Information shown ▸
=-=-=-=-=

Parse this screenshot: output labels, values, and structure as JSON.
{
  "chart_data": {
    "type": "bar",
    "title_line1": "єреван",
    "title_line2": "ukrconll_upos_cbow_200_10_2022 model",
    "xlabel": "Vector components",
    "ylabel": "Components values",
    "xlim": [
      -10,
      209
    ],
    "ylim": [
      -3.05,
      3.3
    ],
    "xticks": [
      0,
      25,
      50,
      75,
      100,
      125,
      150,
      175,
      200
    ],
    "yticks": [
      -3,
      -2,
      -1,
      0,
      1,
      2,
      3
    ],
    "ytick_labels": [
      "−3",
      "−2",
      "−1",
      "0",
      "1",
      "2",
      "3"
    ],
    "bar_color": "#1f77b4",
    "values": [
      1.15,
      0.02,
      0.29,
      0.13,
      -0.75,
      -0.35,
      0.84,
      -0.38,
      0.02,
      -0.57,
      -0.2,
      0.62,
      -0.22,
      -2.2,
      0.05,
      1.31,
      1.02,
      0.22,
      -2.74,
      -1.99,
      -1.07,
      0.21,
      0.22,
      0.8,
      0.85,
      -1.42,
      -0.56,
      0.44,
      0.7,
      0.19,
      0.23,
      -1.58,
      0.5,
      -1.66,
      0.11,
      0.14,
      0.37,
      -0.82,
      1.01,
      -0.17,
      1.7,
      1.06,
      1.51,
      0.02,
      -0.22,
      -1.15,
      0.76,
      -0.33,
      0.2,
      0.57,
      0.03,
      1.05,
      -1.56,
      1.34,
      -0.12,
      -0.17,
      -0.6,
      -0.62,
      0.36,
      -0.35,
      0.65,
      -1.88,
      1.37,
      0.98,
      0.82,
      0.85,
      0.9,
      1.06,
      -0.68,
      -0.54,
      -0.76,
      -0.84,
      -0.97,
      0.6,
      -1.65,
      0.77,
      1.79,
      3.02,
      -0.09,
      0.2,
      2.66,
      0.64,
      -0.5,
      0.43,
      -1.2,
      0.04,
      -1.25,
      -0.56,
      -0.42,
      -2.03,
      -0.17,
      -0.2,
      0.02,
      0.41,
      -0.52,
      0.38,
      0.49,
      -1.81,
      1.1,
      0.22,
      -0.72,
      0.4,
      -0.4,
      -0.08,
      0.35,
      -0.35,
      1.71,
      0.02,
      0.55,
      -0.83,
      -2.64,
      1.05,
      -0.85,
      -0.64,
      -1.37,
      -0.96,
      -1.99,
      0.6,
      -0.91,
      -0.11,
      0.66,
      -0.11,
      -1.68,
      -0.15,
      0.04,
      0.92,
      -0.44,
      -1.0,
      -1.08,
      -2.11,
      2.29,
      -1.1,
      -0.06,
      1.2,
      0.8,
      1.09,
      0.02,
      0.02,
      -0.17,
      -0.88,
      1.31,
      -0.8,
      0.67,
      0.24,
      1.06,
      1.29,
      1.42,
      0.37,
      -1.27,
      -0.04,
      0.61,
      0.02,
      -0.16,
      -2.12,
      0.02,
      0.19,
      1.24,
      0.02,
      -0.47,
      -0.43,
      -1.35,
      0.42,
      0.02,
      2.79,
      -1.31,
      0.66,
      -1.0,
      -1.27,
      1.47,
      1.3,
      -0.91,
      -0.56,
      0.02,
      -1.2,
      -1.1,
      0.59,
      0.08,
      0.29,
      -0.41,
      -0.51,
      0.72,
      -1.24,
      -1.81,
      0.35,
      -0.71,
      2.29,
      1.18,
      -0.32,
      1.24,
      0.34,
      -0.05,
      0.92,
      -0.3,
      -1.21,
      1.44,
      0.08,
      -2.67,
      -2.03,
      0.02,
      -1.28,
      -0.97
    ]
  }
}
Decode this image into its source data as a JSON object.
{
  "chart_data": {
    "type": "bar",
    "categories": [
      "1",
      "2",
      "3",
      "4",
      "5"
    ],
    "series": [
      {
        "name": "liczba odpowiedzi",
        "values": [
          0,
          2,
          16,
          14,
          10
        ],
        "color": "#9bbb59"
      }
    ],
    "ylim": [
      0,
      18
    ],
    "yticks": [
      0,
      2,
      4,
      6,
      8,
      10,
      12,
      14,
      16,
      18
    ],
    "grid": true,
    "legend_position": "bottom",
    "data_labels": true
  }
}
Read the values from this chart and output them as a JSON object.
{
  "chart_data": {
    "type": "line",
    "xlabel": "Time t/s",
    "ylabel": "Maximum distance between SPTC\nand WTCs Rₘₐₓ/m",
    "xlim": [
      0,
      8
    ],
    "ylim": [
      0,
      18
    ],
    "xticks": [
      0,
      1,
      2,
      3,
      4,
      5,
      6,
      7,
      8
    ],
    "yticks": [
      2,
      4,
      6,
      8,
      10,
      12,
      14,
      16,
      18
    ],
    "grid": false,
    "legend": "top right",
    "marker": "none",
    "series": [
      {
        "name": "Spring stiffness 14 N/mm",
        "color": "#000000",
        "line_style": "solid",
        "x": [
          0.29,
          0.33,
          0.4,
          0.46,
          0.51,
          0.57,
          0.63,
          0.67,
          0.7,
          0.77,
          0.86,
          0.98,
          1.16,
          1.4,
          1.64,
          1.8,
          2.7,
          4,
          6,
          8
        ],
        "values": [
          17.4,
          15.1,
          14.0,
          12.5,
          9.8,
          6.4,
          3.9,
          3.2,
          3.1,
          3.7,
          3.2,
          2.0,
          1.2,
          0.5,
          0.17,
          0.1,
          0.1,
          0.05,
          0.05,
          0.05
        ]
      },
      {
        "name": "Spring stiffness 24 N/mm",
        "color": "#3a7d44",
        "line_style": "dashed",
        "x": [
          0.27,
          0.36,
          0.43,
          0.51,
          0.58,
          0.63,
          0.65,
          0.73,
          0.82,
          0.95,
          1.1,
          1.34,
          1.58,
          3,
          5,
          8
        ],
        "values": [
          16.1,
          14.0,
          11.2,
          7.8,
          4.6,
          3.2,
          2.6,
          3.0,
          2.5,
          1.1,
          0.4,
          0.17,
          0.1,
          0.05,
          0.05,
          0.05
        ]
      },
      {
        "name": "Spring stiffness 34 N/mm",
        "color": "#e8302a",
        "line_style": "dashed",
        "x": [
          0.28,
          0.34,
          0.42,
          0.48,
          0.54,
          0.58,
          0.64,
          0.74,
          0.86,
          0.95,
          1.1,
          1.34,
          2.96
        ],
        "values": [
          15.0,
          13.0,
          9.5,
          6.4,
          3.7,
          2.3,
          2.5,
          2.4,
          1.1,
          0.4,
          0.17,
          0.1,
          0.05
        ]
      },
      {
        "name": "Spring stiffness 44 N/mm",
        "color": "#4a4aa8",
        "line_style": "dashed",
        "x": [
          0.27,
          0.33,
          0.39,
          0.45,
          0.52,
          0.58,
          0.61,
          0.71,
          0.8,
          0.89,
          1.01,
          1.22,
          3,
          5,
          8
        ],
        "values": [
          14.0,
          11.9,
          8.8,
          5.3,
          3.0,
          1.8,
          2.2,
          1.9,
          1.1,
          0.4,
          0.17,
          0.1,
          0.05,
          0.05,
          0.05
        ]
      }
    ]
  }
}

=-=-=-=-=

What is asked ▸ Extract each line of the listing above, copying it word for word.

Answer to the exercise ▸
Parse this screenshot: output labels, values, and structure as JSON.
{
  "chart_data": {
    "type": "bar",
    "title_line1": "єреван",
    "title_line2": "ukrconll_upos_cbow_200_10_2022 model",
    "xlabel": "Vector components",
    "ylabel": "Components values",
    "xlim": [
      -10,
      209
    ],
    "ylim": [
      -3.05,
      3.3
    ],
    "xticks": [
      0,
      25,
      50,
      75,
      100,
      125,
      150,
      175,
      200
    ],
    "yticks": [
      -3,
      -2,
      -1,
      0,
      1,
      2,
      3
    ],
    "ytick_labels": [
      "−3",
      "−2",
      "−1",
      "0",
      "1",
      "2",
      "3"
    ],
    "bar_color": "#1f77b4",
    "values": [
      1.15,
      0.02,
      0.29,
      0.13,
      -0.75,
      -0.35,
      0.84,
      -0.38,
      0.02,
      -0.57,
      -0.2,
      0.62,
      -0.22,
      -2.2,
      0.05,
      1.31,
      1.02,
      0.22,
      -2.74,
      -1.99,
      -1.07,
      0.21,
      0.22,
      0.8,
      0.85,
      -1.42,
      -0.56,
      0.44,
      0.7,
      0.19,
      0.23,
      -1.58,
      0.5,
      -1.66,
      0.11,
      0.14,
      0.37,
      -0.82,
      1.01,
      -0.17,
      1.7,
      1.06,
      1.51,
      0.02,
      -0.22,
      -1.15,
      0.76,
      -0.33,
      0.2,
      0.57,
      0.03,
      1.05,
      -1.56,
      1.34,
      -0.12,
      -0.17,
      -0.6,
      -0.62,
      0.36,
      -0.35,
      0.65,
      -1.88,
      1.37,
      0.98,
      0.82,
      0.85,
      0.9,
      1.06,
      -0.68,
      -0.54,
      -0.76,
      -0.84,
      -0.97,
      0.6,
      -1.65,
      0.77,
      1.79,
      3.02,
      -0.09,
      0.2,
      2.66,
      0.64,
      -0.5,
      0.43,
      -1.2,
      0.04,
      -1.25,
      -0.56,
      -0.42,
      -2.03,
      -0.17,
      -0.2,
      0.02,
      0.41,
      -0.52,
      0.38,
      0.49,
      -1.81,
      1.1,
      0.22,
      -0.72,
      0.4,
      -0.4,
      -0.08,
      0.35,
      -0.35,
      1.71,
      0.02,
      0.55,
      -0.83,
      -2.64,
      1.05,
      -0.85,
      -0.64,
      -1.37,
      -0.96,
      -1.99,
      0.6,
      -0.91,
      -0.11,
      0.66,
      -0.11,
      -1.68,
      -0.15,
      0.04,
      0.92,
      -0.44,
      -1.0,
      -1.08,
      -2.11,
      2.29,
      -1.1,
      -0.06,
      1.2,
      0.8,
      1.09,
      0.02,
      0.02,
      -0.17,
      -0.88,
      1.31,
      -0.8,
      0.67,
      0.24,
      1.06,
      1.29,
      1.42,
      0.37,
      -1.27,
      -0.04,
      0.61,
      0.02,
      -0.16,
      -2.12,
      0.02,
      0.19,
      1.24,
      0.02,
      -0.47,
      -0.43,
      -1.35,
      0.42,
      0.02,
      2.79,
      -1.31,
      0.66,
      -1.0,
      -1.27,
      1.47,
      1.3,
      -0.91,
      -0.56,
      0.02,
      -1.2,
      -1.1,
      0.59,
      0.08,
      0.29,
      -0.41,
      -0.51,
      0.72,
      -1.24,
      -1.81,
      0.35,
      -0.71,
      2.29,
      1.18,
      -0.32,
      1.24,
      0.34,
      -0.05,
      0.92,
      -0.3,
      -1.21,
      1.44,
      0.08,
      -2.67,
      -2.03,
      0.02,
      -1.28,
      -0.97
    ]
  }
}
Decode this image into its source data as a JSON object.
{
  "chart_data": {
    "type": "bar",
    "categories": [
      "1",
      "2",
      "3",
      "4",
      "5"
    ],
    "series": [
      {
        "name": "liczba odpowiedzi",
        "values": [
          0,
          2,
          16,
          14,
          10
        ],
        "color": "#9bbb59"
      }
    ],
    "ylim": [
      0,
      18
    ],
    "yticks": [
      0,
      2,
      4,
      6,
      8,
      10,
      12,
      14,
      16,
      18
    ],
    "grid": true,
    "legend_position": "bottom",
    "data_labels": true
  }
}
Read the values from this chart and output them as a JSON object.
{
  "chart_data": {
    "type": "line",
    "xlabel": "Time t/s",
    "ylabel": "Maximum distance between SPTC\nand WTCs Rₘₐₓ/m",
    "xlim": [
      0,
      8
    ],
    "ylim": [
      0,
      18
    ],
    "xticks": [
      0,
      1,
      2,
      3,
      4,
      5,
      6,
      7,
      8
    ],
    "yticks": [
      2,
      4,
      6,
      8,
      10,
      12,
      14,
      16,
      18
    ],
    "grid": false,
    "legend": "top right",
    "marker": "none",
    "series": [
      {
        "name": "Spring stiffness 14 N/mm",
        "color": "#000000",
        "line_style": "solid",
        "x": [
          0.29,
          0.33,
          0.4,
          0.46,
          0.51,
          0.57,
          0.63,
          0.67,
          0.7,
          0.77,
          0.86,
          0.98,
          1.16,
          1.4,
          1.64,
          1.8,
          2.7,
          4,
          6,
          8
        ],
        "values": [
          17.4,
          15.1,
          14.0,
          12.5,
          9.8,
          6.4,
          3.9,
          3.2,
          3.1,
          3.7,
          3.2,
          2.0,
          1.2,
          0.5,
          0.17,
          0.1,
          0.1,
          0.05,
          0.05,
          0.05
        ]
      },
      {
        "name": "Spring stiffness 24 N/mm",
        "color": "#3a7d44",
        "line_style": "dashed",
        "x": [
          0.27,
          0.36,
          0.43,
          0.51,
          0.58,
          0.63,
          0.65,
          0.73,
          0.82,
          0.95,
          1.1,
          1.34,
          1.58,
          3,
          5,
          8
        ],
        "values": [
          16.1,
          14.0,
          11.2,
          7.8,
          4.6,
          3.2,
          2.6,
          3.0,
          2.5,
          1.1,
          0.4,
          0.17,
          0.1,
          0.05,
          0.05,
          0.05
        ]
      },
      {
        "name": "Spring stiffness 34 N/mm",
        "color": "#e8302a",
        "line_style": "dashed",
        "x": [
          0.28,
          0.34,
          0.42,
          0.48,
          0.54,
          0.58,
          0.64,
          0.74,
          0.86,
          0.95,
          1.1,
          1.34,
          2.96
        ],
        "values": [
          15.0,
          13.0,
          9.5,
          6.4,
          3.7,
          2.3,
          2.5,
          2.4,
          1.1,
          0.4,
          0.17,
          0.1,
          0.05
        ]
      },
      {
        "name": "Spring stiffness 44 N/mm",
        "color": "#4a4aa8",
        "line_style": "dashed",
        "x": [
          0.27,
          0.33,
          0.39,
          0.45,
          0.52,
          0.58,
          0.61,
          0.71,
          0.8,
          0.89,
          1.01,
          1.22,
          3,
          5,
          8
        ],
        "values": [
          14.0,
          11.9,
          8.8,
          5.3,
          3.0,
          1.8,
          2.2,
          1.9,
          1.1,
          0.4,
          0.17,
          0.1,
          0.05,
          0.05,
          0.05
        ]
      }
    ]
  }
}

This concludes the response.